**Set problem:** Report how many lines contain "true". The answer is a single number.

**Data in this exercise:**

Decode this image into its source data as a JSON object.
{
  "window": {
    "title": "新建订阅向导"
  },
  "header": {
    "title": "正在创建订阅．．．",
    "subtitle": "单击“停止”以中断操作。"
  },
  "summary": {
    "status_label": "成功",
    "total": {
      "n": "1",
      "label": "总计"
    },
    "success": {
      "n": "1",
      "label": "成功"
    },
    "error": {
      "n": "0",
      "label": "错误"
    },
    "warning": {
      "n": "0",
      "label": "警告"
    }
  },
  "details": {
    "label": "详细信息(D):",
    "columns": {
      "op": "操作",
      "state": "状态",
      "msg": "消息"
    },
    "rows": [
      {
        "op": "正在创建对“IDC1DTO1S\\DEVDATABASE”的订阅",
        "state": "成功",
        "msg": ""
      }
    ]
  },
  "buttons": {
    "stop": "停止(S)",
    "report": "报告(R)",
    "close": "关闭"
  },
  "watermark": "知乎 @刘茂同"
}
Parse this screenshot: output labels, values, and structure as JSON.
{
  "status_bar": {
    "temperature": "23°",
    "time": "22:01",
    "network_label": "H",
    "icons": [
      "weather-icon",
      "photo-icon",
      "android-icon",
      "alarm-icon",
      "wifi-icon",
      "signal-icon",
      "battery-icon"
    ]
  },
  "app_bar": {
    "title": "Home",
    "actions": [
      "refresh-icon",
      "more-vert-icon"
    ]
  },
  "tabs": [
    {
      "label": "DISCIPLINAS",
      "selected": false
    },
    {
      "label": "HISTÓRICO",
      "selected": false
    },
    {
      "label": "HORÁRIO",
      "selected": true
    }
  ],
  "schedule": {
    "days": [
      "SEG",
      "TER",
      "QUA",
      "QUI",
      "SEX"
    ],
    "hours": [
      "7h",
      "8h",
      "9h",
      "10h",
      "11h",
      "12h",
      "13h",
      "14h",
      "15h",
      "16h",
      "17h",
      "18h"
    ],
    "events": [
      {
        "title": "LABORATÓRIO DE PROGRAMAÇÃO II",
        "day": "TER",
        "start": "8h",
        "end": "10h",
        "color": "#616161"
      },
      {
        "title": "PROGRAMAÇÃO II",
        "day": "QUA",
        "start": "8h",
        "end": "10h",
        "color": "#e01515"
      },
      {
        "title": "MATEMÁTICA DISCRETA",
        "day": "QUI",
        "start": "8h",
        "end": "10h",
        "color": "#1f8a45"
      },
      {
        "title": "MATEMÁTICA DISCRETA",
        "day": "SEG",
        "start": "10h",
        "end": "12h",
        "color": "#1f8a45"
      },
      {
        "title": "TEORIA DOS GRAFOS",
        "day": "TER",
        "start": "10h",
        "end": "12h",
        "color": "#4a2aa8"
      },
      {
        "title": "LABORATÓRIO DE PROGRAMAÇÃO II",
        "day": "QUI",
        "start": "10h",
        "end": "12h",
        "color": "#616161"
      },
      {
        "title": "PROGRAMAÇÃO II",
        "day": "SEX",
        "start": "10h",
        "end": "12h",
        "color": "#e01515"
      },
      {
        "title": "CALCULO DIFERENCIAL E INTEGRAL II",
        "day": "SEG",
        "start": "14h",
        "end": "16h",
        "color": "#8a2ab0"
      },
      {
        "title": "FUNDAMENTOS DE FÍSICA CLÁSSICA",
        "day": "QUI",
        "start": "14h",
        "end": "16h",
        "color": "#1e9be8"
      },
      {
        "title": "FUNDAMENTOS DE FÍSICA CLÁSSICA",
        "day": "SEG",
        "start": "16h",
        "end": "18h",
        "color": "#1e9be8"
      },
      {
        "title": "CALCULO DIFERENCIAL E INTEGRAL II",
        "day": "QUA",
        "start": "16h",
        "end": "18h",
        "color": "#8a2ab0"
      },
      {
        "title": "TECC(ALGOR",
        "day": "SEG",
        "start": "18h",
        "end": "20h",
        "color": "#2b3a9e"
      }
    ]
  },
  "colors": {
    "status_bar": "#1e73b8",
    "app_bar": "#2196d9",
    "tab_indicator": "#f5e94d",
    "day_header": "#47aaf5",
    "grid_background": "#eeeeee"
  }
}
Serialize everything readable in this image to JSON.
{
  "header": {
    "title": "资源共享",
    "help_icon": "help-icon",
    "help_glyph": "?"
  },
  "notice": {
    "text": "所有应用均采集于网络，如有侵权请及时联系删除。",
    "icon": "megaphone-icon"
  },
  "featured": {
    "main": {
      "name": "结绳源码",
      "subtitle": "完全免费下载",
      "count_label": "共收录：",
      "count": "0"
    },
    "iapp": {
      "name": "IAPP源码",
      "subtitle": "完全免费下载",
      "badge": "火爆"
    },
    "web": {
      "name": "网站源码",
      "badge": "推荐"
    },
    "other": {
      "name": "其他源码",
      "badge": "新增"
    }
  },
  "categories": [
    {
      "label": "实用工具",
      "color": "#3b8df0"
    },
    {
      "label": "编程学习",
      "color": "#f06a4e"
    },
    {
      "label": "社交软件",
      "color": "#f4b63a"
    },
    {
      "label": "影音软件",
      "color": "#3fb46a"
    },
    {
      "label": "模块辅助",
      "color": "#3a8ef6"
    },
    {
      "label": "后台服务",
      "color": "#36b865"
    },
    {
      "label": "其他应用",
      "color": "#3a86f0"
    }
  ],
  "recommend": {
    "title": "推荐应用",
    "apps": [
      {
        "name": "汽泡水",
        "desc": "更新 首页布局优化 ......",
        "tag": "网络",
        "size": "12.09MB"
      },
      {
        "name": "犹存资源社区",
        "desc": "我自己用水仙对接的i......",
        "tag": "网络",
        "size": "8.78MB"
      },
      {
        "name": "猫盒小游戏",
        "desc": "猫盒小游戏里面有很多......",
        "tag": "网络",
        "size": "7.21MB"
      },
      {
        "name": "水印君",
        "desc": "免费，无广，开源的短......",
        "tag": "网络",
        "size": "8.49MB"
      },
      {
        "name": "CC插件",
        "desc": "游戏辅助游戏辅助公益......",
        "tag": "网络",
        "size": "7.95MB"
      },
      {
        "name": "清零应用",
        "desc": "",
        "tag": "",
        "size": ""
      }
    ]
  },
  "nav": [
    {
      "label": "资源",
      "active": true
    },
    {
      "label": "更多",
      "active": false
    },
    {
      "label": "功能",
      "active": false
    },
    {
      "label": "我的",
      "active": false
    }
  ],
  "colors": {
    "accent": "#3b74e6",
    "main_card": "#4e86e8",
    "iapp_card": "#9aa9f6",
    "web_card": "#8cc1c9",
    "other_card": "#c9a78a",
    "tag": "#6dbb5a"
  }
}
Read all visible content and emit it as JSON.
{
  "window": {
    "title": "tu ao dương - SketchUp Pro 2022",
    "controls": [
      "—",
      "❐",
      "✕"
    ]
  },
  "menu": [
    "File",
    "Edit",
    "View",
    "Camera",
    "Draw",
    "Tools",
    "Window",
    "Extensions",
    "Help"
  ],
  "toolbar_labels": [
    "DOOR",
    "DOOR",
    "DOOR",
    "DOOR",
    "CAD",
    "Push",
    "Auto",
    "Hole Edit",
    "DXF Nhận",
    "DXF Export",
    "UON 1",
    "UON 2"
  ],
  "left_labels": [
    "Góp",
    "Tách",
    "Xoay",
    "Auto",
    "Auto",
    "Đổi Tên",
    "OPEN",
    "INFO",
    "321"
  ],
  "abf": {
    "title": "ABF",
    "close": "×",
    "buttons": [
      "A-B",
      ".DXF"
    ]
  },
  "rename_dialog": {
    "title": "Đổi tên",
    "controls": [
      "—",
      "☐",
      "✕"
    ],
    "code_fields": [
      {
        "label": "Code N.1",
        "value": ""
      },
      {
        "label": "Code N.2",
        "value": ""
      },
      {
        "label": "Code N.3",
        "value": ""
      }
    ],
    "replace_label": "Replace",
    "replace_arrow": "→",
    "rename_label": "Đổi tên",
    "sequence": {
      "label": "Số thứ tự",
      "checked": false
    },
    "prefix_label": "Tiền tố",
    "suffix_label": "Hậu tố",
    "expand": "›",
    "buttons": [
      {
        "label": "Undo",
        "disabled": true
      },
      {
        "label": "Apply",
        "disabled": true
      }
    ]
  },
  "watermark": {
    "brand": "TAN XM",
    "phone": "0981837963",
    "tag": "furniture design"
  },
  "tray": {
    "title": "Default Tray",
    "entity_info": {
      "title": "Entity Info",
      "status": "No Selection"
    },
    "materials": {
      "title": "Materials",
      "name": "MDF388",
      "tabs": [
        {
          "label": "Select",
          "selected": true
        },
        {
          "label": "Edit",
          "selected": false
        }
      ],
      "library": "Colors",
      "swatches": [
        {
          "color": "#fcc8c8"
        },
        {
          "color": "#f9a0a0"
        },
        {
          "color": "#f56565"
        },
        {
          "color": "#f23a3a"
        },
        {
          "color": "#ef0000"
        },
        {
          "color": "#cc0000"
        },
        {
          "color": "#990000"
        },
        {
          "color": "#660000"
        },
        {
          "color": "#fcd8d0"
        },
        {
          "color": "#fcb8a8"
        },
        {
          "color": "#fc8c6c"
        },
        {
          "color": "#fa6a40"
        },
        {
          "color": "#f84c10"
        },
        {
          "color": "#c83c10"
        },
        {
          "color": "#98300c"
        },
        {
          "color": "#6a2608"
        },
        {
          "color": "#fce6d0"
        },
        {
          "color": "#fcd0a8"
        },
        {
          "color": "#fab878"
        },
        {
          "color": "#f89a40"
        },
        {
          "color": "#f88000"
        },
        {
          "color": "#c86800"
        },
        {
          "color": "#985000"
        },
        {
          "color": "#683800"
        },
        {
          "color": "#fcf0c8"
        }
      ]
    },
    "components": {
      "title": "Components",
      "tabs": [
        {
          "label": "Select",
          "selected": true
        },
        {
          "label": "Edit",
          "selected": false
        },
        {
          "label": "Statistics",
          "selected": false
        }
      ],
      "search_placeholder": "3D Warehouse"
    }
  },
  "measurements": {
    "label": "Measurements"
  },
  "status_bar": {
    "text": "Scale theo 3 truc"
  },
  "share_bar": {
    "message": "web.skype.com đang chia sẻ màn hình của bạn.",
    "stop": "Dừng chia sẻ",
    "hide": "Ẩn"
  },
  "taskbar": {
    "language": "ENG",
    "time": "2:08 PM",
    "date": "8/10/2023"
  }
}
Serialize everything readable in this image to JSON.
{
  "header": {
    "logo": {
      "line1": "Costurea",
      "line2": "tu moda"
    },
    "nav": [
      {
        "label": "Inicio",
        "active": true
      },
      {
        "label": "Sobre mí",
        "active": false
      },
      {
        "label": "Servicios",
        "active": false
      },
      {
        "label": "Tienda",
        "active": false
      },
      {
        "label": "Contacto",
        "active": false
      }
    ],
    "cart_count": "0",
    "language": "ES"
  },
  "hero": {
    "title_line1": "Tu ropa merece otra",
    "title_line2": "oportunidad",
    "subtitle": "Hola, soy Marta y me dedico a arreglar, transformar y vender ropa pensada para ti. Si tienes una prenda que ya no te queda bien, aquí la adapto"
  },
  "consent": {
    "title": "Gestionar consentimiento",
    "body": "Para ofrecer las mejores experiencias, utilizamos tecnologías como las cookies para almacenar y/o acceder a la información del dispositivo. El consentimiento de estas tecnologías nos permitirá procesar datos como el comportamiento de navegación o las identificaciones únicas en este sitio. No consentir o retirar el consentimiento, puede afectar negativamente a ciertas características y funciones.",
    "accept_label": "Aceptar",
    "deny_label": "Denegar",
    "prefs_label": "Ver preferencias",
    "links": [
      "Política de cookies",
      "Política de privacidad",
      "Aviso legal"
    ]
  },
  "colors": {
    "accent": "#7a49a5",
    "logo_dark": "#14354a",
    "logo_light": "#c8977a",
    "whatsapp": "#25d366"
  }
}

**The reply:** 7